§ Aim: Read through the data and report every line in which the word "Coat" occurs.

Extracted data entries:
***
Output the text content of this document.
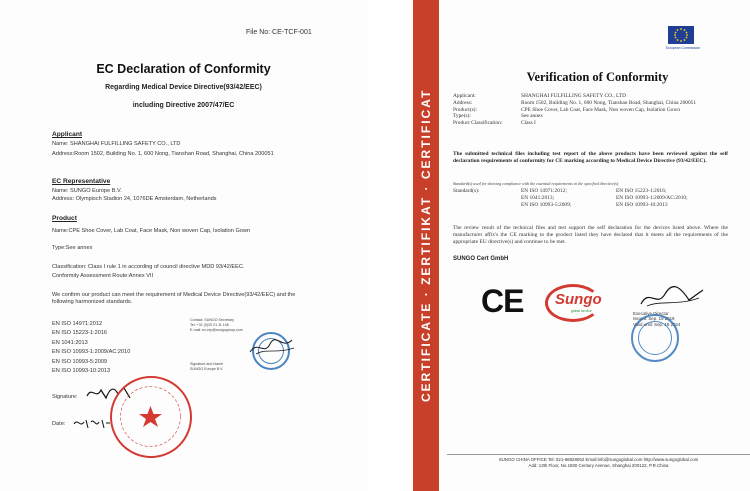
File No: CE-TCF-001
EC Declaration of Conformity
Regarding Medical Device Directive(93/42/EEC)
including Directive 2007/47/EC
Applicant
Name: SHANGHAI FULFILLING SAFETY CO., LTD
Address:Room 1502, Building No. 1, 600 Nong, Tianshan Road, Shanghai, China 200051
EC Representative
Name: SUNGO Europe B.V.
Address: Olympisch Stadion 24, 1076DE Amsterdam, Netherlands
Product
Name:CPE Shoe Cover, Lab Coat, Face Mask, Non woven Cap, Isolation Gown
Type:See annex
Classification: Class I rule 1 in according of council directive MDD 93/42/EEC.
Conformity Assessment Route:Annex VII
We confirm our product can meet the requirement of Medical Device Directive(93/42/EEC) and the following harmonized standards.
EN ISO 14971:2012
EN ISO 15223-1:2016
EN 1041:2013
EN ISO 10993-1:2009/AC:2010
EN ISO 10993-5:2009
EN ISO 10993-10:2013
Contact: SUNGO Secretary
Tel: +31 (0)20 21 11 106
E-mail: ec-rep@sungogroup.com
Signature and Name
SUNGO Europe B.V.
Signature:
Date:
CERTIFICATE · ZERTIFIKAT · CERTIFICAT
European Commission
Verification of Conformity
Applicant:	SHANGHAI FULFILLING SAFETY CO., LTD
Address:	Room 1502, Building No. 1, 600 Nong, Tianshan Road, Shanghai, China 200051
Product(s):	CPE Shoe Cover, Lab Coat, Face Mask, Non woven Cap, Isolation Gown
Type(s):	See annex
Product Classification:	Class I
The submitted technical files including test report of the above products have been reviewed against the self declaration requirements of conformity for CE marking according to Medical Device Directive (93/42/EEC).
Standard(s) used for showing compliance with the essential requirements in the specified directive(s):
Standard(s):	EN ISO 14971:2012;	EN ISO 15223-1:2016;
EN 1041:2013;	EN ISO 10993-1:2009/AC:2010;
EN ISO 10993-5:2009;	EN ISO 10993-10:2013
The review result of the technical files and test support the self declaration for the devices listed above. Where the manufacturer affix's the CE marking to the product listed they have declared that it meets all the requirements of the appropriate EU directive(s) and continue to be met.
SUNGO Cert GmbH
CE Sungo
global service	Executive Director
Issued: Sep. 19 2019
Valid until: Sep. 18 2024
SUNGO CHINA OFFICE Tel: 021-68828052 Email:info@sungoglobal.com http://www.sungoglobal.com
Add: 13th Floor, No.1500 Century Avenue, Shanghai 200122, P.R.China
***
§ Exercise output:
Name:CPE Shoe Cover, Lab Coat, Face Mask, Non woven Cap, Isolation Gown
Product(s):	CPE Shoe Cover, Lab Coat, Face Mask, Non woven Cap, Isolation Gown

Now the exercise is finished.